_Problem requirements_
Gather all lines in the entries below that include the word "candlestick".

Dataset records
Start

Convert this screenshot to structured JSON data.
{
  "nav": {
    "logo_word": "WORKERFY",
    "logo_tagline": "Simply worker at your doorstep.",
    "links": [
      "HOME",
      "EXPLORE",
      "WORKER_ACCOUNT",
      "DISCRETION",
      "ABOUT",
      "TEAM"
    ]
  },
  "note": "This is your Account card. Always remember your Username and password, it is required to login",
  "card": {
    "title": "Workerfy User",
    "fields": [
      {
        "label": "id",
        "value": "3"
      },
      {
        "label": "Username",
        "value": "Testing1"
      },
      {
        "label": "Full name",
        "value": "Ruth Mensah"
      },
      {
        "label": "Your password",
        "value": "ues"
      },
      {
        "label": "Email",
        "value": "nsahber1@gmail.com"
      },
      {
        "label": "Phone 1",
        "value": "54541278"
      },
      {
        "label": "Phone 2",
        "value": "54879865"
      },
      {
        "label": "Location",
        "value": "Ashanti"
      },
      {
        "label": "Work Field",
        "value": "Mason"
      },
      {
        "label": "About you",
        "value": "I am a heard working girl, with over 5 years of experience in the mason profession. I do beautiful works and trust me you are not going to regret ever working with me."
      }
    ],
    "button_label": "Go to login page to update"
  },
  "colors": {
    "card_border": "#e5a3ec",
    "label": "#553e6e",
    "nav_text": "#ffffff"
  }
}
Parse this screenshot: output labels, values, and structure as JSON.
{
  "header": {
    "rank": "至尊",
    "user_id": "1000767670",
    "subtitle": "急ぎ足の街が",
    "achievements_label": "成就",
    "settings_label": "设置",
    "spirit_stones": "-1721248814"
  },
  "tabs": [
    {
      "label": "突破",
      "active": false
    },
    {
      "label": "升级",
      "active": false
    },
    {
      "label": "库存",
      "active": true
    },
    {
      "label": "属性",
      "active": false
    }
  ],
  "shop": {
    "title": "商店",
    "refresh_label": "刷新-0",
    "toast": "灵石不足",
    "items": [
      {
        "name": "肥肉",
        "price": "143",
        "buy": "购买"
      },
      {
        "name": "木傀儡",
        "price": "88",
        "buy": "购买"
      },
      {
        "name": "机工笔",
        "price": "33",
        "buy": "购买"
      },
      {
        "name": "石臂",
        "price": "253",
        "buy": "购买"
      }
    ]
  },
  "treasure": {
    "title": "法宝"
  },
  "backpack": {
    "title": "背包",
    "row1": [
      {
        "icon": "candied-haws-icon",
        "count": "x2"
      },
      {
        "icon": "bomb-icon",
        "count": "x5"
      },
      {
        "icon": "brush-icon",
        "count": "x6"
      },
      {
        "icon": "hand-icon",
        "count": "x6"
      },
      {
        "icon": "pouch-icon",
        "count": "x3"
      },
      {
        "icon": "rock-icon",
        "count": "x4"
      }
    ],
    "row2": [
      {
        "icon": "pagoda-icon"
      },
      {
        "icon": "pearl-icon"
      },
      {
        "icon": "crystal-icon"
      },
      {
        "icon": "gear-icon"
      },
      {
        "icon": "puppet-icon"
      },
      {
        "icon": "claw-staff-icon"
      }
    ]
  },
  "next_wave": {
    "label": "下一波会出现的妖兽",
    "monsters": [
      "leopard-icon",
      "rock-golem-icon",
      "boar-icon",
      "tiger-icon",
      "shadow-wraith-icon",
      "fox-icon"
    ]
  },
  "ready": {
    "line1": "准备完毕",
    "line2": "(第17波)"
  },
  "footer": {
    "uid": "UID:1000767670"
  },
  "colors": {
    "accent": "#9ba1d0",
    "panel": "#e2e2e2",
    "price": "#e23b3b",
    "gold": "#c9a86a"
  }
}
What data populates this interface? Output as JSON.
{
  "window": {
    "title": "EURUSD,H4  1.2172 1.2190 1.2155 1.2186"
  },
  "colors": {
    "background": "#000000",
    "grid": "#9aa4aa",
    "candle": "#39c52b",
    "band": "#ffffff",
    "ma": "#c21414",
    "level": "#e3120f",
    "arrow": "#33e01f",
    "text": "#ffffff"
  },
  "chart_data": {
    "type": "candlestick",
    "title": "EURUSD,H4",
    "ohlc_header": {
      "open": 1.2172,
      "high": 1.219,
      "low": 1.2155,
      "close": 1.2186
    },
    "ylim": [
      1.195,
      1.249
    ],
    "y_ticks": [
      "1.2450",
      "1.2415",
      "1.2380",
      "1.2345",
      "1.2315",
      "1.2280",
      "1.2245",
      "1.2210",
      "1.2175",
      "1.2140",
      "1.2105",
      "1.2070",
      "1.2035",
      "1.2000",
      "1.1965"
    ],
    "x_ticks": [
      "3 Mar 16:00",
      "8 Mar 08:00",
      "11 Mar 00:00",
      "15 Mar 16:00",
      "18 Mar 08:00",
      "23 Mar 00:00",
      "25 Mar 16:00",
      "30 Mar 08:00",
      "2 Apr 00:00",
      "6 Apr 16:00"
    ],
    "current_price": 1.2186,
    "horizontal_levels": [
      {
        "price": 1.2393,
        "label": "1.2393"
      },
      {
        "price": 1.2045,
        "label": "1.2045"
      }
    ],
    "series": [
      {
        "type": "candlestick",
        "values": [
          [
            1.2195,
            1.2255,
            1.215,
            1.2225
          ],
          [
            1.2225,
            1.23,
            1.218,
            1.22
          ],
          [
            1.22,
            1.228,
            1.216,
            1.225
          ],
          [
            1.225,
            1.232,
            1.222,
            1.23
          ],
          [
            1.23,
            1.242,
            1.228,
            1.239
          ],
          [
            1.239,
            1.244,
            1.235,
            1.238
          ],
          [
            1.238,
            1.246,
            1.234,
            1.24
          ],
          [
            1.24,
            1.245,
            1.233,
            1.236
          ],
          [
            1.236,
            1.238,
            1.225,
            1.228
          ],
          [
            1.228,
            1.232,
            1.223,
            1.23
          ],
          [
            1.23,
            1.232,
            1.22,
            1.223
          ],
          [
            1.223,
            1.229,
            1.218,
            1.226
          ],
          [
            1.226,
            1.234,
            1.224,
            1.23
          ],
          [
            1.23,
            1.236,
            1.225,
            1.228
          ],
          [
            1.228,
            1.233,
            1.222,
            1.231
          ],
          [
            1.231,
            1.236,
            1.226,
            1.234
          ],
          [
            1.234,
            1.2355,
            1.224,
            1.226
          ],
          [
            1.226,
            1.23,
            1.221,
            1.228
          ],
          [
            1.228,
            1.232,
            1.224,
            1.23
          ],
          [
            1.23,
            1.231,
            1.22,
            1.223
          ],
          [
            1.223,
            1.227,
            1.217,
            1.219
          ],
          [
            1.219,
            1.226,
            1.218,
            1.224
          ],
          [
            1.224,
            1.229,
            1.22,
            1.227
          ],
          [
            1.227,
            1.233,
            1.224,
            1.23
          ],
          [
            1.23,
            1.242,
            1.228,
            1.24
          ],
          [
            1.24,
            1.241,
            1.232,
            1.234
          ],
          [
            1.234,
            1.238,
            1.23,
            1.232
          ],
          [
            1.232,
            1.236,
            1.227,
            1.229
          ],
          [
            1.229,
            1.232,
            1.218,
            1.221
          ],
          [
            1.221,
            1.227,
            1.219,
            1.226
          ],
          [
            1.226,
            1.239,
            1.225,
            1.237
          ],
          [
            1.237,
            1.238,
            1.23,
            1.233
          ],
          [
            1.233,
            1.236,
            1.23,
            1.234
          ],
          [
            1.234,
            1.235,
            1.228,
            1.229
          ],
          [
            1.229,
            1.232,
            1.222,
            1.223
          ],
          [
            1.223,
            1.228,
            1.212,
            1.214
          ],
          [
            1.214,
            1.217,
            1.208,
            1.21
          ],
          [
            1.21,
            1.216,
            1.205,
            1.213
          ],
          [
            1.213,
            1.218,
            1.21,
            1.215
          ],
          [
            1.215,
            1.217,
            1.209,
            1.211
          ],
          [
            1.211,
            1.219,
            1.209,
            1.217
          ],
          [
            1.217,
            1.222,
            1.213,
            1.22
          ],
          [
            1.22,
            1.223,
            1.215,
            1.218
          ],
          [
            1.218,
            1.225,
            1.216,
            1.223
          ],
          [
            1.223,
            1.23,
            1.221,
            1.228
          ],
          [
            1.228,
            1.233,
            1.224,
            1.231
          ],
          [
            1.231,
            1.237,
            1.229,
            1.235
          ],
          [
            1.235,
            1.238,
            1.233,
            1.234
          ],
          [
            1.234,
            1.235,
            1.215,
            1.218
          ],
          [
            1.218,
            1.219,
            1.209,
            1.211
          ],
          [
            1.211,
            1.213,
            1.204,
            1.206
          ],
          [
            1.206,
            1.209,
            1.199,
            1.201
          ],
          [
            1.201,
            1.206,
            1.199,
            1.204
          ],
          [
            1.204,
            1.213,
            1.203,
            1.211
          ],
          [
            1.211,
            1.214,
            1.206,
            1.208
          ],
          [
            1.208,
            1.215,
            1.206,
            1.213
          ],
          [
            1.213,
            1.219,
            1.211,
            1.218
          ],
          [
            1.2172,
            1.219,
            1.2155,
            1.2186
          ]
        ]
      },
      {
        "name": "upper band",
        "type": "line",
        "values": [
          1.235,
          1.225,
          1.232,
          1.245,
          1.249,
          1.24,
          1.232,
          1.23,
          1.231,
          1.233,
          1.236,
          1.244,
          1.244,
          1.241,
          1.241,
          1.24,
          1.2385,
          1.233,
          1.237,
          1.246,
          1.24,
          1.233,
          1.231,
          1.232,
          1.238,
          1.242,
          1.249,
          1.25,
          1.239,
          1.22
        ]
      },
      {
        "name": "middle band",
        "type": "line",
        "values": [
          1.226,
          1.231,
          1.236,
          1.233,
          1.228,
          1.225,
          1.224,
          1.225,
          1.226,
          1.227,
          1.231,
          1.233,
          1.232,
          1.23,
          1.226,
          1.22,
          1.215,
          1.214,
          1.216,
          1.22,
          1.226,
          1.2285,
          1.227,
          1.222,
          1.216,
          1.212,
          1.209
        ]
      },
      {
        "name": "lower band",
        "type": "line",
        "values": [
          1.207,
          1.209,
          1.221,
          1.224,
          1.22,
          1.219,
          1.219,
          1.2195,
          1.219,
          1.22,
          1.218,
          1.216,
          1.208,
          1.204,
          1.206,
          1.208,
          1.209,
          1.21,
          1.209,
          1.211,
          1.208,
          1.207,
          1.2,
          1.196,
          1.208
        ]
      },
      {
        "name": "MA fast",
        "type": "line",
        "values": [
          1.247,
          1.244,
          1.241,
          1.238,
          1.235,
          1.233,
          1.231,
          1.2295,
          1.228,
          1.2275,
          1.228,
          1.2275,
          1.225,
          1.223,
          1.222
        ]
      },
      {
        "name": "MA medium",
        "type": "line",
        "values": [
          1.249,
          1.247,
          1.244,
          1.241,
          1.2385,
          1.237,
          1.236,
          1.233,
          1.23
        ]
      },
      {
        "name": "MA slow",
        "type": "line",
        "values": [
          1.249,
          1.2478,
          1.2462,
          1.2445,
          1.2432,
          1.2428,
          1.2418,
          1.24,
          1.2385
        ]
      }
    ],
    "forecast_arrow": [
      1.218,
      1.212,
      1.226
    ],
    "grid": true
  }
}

End

_Solution_
    "type": "candlestick",
        "type": "candlestick",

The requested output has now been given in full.